** begin Data extract **

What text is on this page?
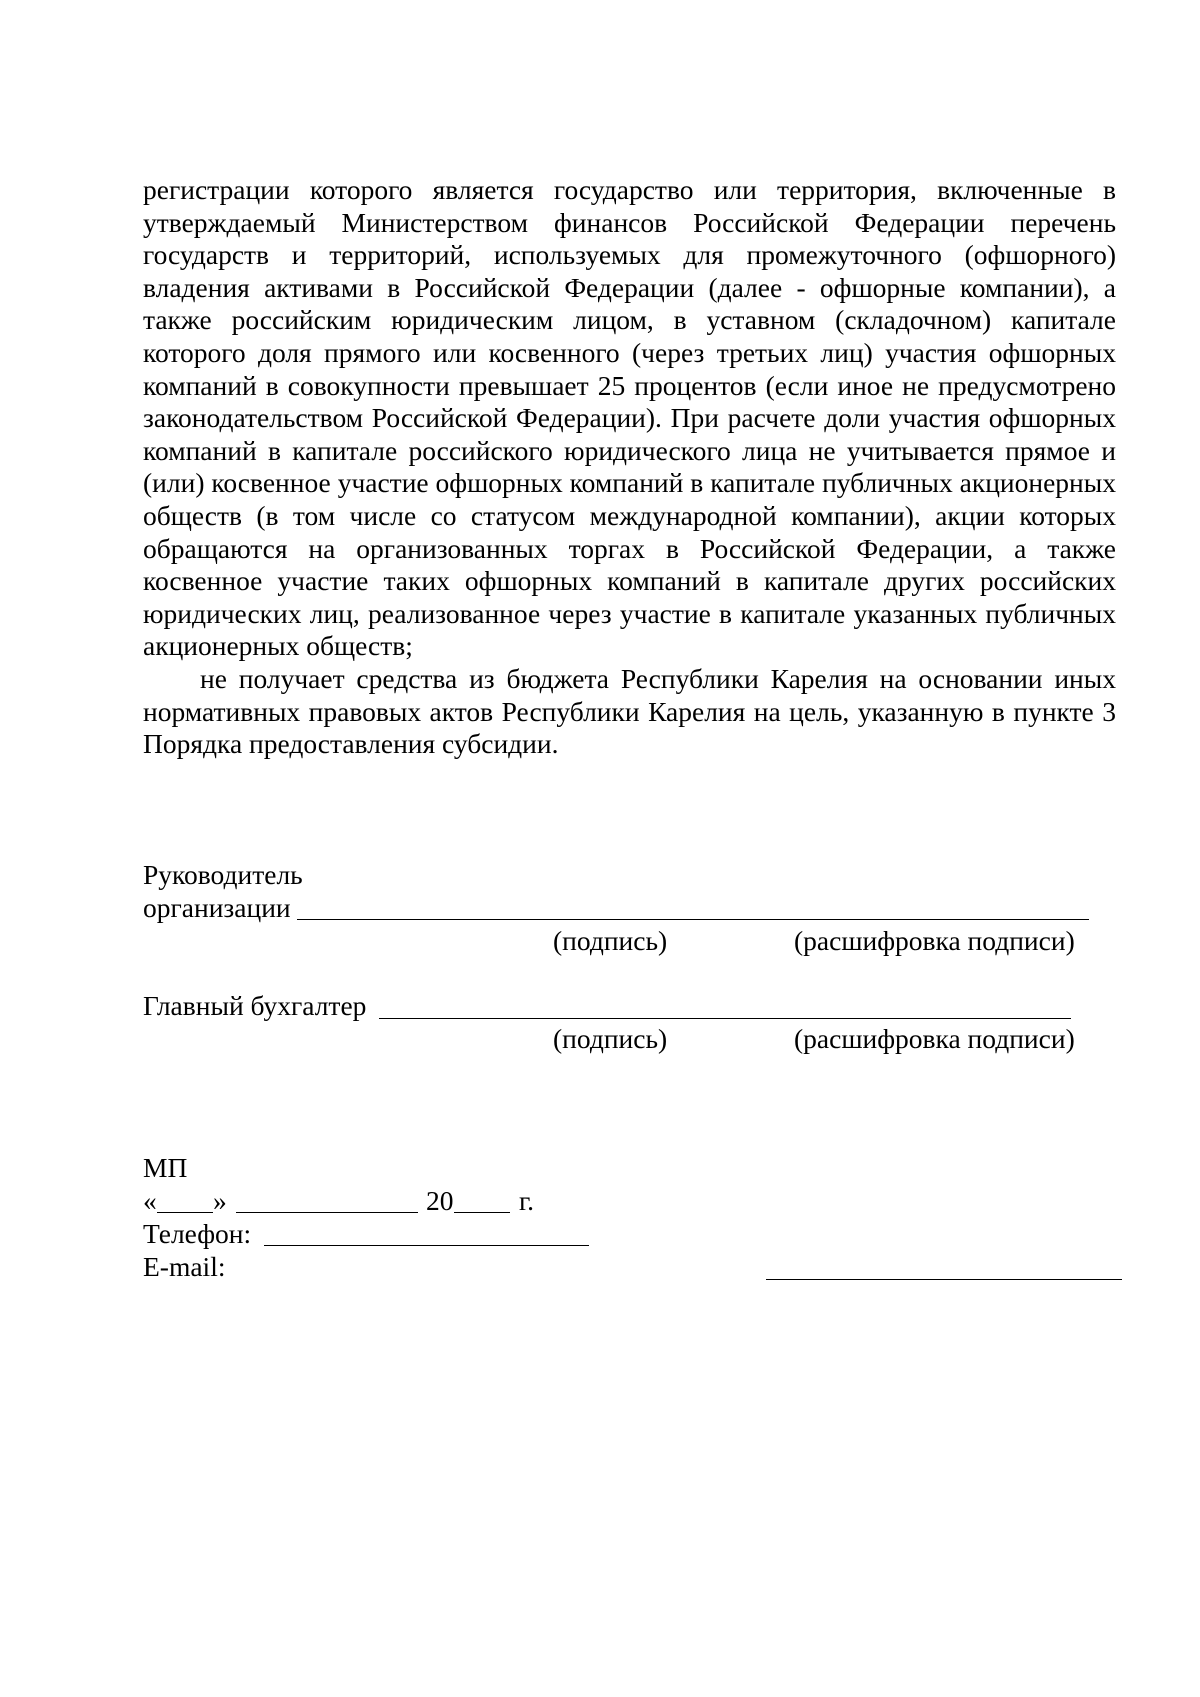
регистрации которого является государство или территория, включенные в утверждаемый Министерством финансов Российской Федерации перечень государств и территорий, используемых для промежуточного (офшорного) владения активами в Российской Федерации (далее - офшорные компании), а также российским юридическим лицом, в уставном (складочном) капитале которого доля прямого или косвенного (через третьих лиц) участия офшорных компаний в совокупности превышает 25 процентов (если иное не предусмотрено законодательством Российской Федерации). При расчете доли участия офшорных компаний в капитале российского юридического лица не учитывается прямое и (или) косвенное участие офшорных компаний в капитале публичных акционерных обществ (в том числе со статусом международной компании), акции которых обращаются на организованных торгах в Российской Федерации, а также косвенное участие таких офшорных компаний в капитале других российских юридических лиц, реализованное через участие в капитале указанных публичных акционерных обществ;

не получает средства из бюджета Республики Карелия на основании иных нормативных правовых актов Республики Карелия на цель, указанную в пункте 3 Порядка предоставления субсидии.

Руководитель
организации
(подпись)	(расшифровка подписи)
Главный бухгалтер
(подпись)	(расшифровка подписи)
МП
« »	20 г.
Телефон:
E-mail:
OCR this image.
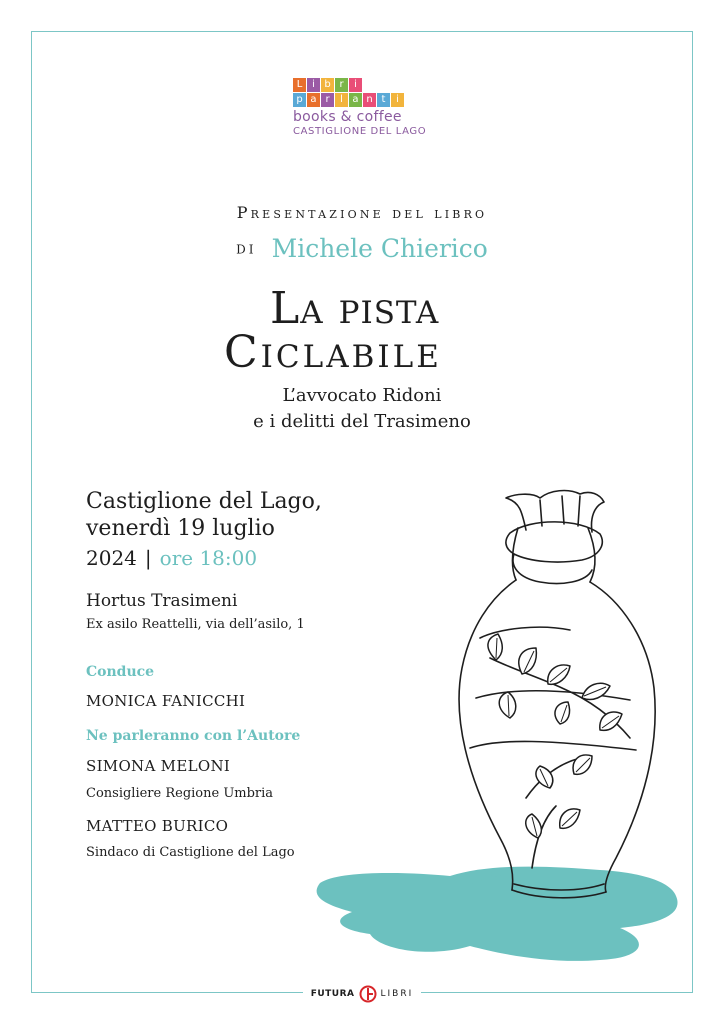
L i b r	i
p a r	l a n t	i
books & coffee
CASTIGLIONE DEL LAGO
Presentazione del libro
di Michele Chierico
La pista
Ciclabile
L’avvocato Ridoni
e i delitti del Trasimeno
Castiglione del Lago,
venerdì 19 luglio
2024 | ore 18:00
Hortus Trasimeni
Ex asilo Reattelli, via dell’asilo, 1
Conduce
MONICA FANICCHI
Ne parleranno con l’Autore
SIMONA MELONI
Consigliere Regione Umbria
MATTEO BURICO
Sindaco di Castiglione del Lago
FUTURA	LIBRI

** end Data extract **

Instruction:
Using the records above, pull out each line where the word "this" occurs.

Written solution:
What text is on this page?
OCR this image.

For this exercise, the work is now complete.